### Provided entries
-- START --

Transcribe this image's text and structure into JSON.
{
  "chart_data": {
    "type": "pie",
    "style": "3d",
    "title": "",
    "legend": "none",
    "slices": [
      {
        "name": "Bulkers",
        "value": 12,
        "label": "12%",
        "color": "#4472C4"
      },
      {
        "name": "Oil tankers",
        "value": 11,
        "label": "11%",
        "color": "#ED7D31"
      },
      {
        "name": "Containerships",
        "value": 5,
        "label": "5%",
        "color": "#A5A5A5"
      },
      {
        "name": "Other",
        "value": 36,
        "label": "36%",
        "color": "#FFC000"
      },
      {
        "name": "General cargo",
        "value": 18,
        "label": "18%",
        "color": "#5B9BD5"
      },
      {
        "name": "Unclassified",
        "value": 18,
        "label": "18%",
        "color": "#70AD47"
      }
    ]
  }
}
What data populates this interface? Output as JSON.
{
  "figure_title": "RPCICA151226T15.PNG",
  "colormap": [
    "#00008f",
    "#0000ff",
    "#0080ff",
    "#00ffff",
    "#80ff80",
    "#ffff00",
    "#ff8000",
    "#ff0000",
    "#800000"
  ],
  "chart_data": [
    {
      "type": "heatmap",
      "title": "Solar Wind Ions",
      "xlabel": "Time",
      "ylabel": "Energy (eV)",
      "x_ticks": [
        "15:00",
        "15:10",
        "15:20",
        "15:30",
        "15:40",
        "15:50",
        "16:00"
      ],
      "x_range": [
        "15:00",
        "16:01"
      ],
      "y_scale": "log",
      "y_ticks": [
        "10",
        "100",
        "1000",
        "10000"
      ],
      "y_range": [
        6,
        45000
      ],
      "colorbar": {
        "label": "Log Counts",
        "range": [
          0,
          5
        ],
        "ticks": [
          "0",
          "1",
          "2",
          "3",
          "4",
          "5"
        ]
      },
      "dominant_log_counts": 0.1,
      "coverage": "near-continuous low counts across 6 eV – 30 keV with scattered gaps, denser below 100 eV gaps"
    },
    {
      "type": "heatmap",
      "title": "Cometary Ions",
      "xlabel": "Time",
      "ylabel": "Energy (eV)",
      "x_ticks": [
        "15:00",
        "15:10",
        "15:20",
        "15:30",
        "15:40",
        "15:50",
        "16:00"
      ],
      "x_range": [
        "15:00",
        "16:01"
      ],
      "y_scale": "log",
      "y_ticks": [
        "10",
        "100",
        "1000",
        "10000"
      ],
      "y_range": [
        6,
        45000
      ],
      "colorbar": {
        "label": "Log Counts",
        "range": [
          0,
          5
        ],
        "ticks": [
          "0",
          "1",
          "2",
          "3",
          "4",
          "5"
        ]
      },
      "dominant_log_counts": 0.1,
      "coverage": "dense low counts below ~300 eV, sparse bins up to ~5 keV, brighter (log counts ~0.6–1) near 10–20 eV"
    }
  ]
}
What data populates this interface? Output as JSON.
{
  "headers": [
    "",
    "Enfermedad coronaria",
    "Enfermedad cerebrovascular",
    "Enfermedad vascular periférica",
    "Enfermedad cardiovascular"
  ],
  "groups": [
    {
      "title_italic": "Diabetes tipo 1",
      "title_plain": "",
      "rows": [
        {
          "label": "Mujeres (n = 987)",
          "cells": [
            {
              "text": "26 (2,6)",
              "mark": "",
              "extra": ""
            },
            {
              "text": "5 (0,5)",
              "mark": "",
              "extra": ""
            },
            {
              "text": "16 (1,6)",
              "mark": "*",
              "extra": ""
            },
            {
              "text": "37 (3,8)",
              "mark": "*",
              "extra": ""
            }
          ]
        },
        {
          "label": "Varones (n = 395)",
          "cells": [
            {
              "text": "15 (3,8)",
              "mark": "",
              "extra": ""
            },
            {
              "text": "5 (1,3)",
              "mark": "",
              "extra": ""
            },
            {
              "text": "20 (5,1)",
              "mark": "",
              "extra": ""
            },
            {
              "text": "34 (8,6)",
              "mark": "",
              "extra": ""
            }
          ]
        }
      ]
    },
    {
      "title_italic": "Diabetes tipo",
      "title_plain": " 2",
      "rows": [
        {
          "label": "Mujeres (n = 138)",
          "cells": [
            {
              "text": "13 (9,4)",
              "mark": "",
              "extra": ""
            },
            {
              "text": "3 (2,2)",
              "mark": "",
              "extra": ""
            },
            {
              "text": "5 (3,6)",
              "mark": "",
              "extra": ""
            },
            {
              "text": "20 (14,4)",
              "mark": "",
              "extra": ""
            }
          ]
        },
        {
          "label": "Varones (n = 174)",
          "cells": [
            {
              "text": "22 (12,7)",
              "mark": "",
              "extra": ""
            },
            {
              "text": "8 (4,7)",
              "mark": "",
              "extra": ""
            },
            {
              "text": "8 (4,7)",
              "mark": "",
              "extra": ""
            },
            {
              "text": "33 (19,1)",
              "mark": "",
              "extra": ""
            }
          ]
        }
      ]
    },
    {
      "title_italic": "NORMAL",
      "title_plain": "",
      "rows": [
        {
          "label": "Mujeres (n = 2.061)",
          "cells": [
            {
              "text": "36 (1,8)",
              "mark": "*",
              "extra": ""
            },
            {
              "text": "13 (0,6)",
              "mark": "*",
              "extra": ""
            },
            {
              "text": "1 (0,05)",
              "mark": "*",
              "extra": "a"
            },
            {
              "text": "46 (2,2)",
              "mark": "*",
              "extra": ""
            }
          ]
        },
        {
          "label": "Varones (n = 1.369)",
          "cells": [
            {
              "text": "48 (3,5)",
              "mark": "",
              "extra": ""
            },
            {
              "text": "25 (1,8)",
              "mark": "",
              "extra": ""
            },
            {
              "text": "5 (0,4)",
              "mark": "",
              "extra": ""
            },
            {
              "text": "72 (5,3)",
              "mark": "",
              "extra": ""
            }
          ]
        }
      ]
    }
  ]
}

-- END --

### Written problem
Output every line above without altering anything.

### Response to this task
Transcribe this image's text and structure into JSON.
{
  "chart_data": {
    "type": "pie",
    "style": "3d",
    "title": "",
    "legend": "none",
    "slices": [
      {
        "name": "Bulkers",
        "value": 12,
        "label": "12%",
        "color": "#4472C4"
      },
      {
        "name": "Oil tankers",
        "value": 11,
        "label": "11%",
        "color": "#ED7D31"
      },
      {
        "name": "Containerships",
        "value": 5,
        "label": "5%",
        "color": "#A5A5A5"
      },
      {
        "name": "Other",
        "value": 36,
        "label": "36%",
        "color": "#FFC000"
      },
      {
        "name": "General cargo",
        "value": 18,
        "label": "18%",
        "color": "#5B9BD5"
      },
      {
        "name": "Unclassified",
        "value": 18,
        "label": "18%",
        "color": "#70AD47"
      }
    ]
  }
}
What data populates this interface? Output as JSON.
{
  "figure_title": "RPCICA151226T15.PNG",
  "colormap": [
    "#00008f",
    "#0000ff",
    "#0080ff",
    "#00ffff",
    "#80ff80",
    "#ffff00",
    "#ff8000",
    "#ff0000",
    "#800000"
  ],
  "chart_data": [
    {
      "type": "heatmap",
      "title": "Solar Wind Ions",
      "xlabel": "Time",
      "ylabel": "Energy (eV)",
      "x_ticks": [
        "15:00",
        "15:10",
        "15:20",
        "15:30",
        "15:40",
        "15:50",
        "16:00"
      ],
      "x_range": [
        "15:00",
        "16:01"
      ],
      "y_scale": "log",
      "y_ticks": [
        "10",
        "100",
        "1000",
        "10000"
      ],
      "y_range": [
        6,
        45000
      ],
      "colorbar": {
        "label": "Log Counts",
        "range": [
          0,
          5
        ],
        "ticks": [
          "0",
          "1",
          "2",
          "3",
          "4",
          "5"
        ]
      },
      "dominant_log_counts": 0.1,
      "coverage": "near-continuous low counts across 6 eV – 30 keV with scattered gaps, denser below 100 eV gaps"
    },
    {
      "type": "heatmap",
      "title": "Cometary Ions",
      "xlabel": "Time",
      "ylabel": "Energy (eV)",
      "x_ticks": [
        "15:00",
        "15:10",
        "15:20",
        "15:30",
        "15:40",
        "15:50",
        "16:00"
      ],
      "x_range": [
        "15:00",
        "16:01"
      ],
      "y_scale": "log",
      "y_ticks": [
        "10",
        "100",
        "1000",
        "10000"
      ],
      "y_range": [
        6,
        45000
      ],
      "colorbar": {
        "label": "Log Counts",
        "range": [
          0,
          5
        ],
        "ticks": [
          "0",
          "1",
          "2",
          "3",
          "4",
          "5"
        ]
      },
      "dominant_log_counts": 0.1,
      "coverage": "dense low counts below ~300 eV, sparse bins up to ~5 keV, brighter (log counts ~0.6–1) near 10–20 eV"
    }
  ]
}
What data populates this interface? Output as JSON.
{
  "headers": [
    "",
    "Enfermedad coronaria",
    "Enfermedad cerebrovascular",
    "Enfermedad vascular periférica",
    "Enfermedad cardiovascular"
  ],
  "groups": [
    {
      "title_italic": "Diabetes tipo 1",
      "title_plain": "",
      "rows": [
        {
          "label": "Mujeres (n = 987)",
          "cells": [
            {
              "text": "26 (2,6)",
              "mark": "",
              "extra": ""
            },
            {
              "text": "5 (0,5)",
              "mark": "",
              "extra": ""
            },
            {
              "text": "16 (1,6)",
              "mark": "*",
              "extra": ""
            },
            {
              "text": "37 (3,8)",
              "mark": "*",
              "extra": ""
            }
          ]
        },
        {
          "label": "Varones (n = 395)",
          "cells": [
            {
              "text": "15 (3,8)",
              "mark": "",
              "extra": ""
            },
            {
              "text": "5 (1,3)",
              "mark": "",
              "extra": ""
            },
            {
              "text": "20 (5,1)",
              "mark": "",
              "extra": ""
            },
            {
              "text": "34 (8,6)",
              "mark": "",
              "extra": ""
            }
          ]
        }
      ]
    },
    {
      "title_italic": "Diabetes tipo",
      "title_plain": " 2",
      "rows": [
        {
          "label": "Mujeres (n = 138)",
          "cells": [
            {
              "text": "13 (9,4)",
              "mark": "",
              "extra": ""
            },
            {
              "text": "3 (2,2)",
              "mark": "",
              "extra": ""
            },
            {
              "text": "5 (3,6)",
              "mark": "",
              "extra": ""
            },
            {
              "text": "20 (14,4)",
              "mark": "",
              "extra": ""
            }
          ]
        },
        {
          "label": "Varones (n = 174)",
          "cells": [
            {
              "text": "22 (12,7)",
              "mark": "",
              "extra": ""
            },
            {
              "text": "8 (4,7)",
              "mark": "",
              "extra": ""
            },
            {
              "text": "8 (4,7)",
              "mark": "",
              "extra": ""
            },
            {
              "text": "33 (19,1)",
              "mark": "",
              "extra": ""
            }
          ]
        }
      ]
    },
    {
      "title_italic": "NORMAL",
      "title_plain": "",
      "rows": [
        {
          "label": "Mujeres (n = 2.061)",
          "cells": [
            {
              "text": "36 (1,8)",
              "mark": "*",
              "extra": ""
            },
            {
              "text": "13 (0,6)",
              "mark": "*",
              "extra": ""
            },
            {
              "text": "1 (0,05)",
              "mark": "*",
              "extra": "a"
            },
            {
              "text": "46 (2,2)",
              "mark": "*",
              "extra": ""
            }
          ]
        },
        {
          "label": "Varones (n = 1.369)",
          "cells": [
            {
              "text": "48 (3,5)",
              "mark": "",
              "extra": ""
            },
            {
              "text": "25 (1,8)",
              "mark": "",
              "extra": ""
            },
            {
              "text": "5 (0,4)",
              "mark": "",
              "extra": ""
            },
            {
              "text": "72 (5,3)",
              "mark": "",
              "extra": ""
            }
          ]
        }
      ]
    }
  ]
}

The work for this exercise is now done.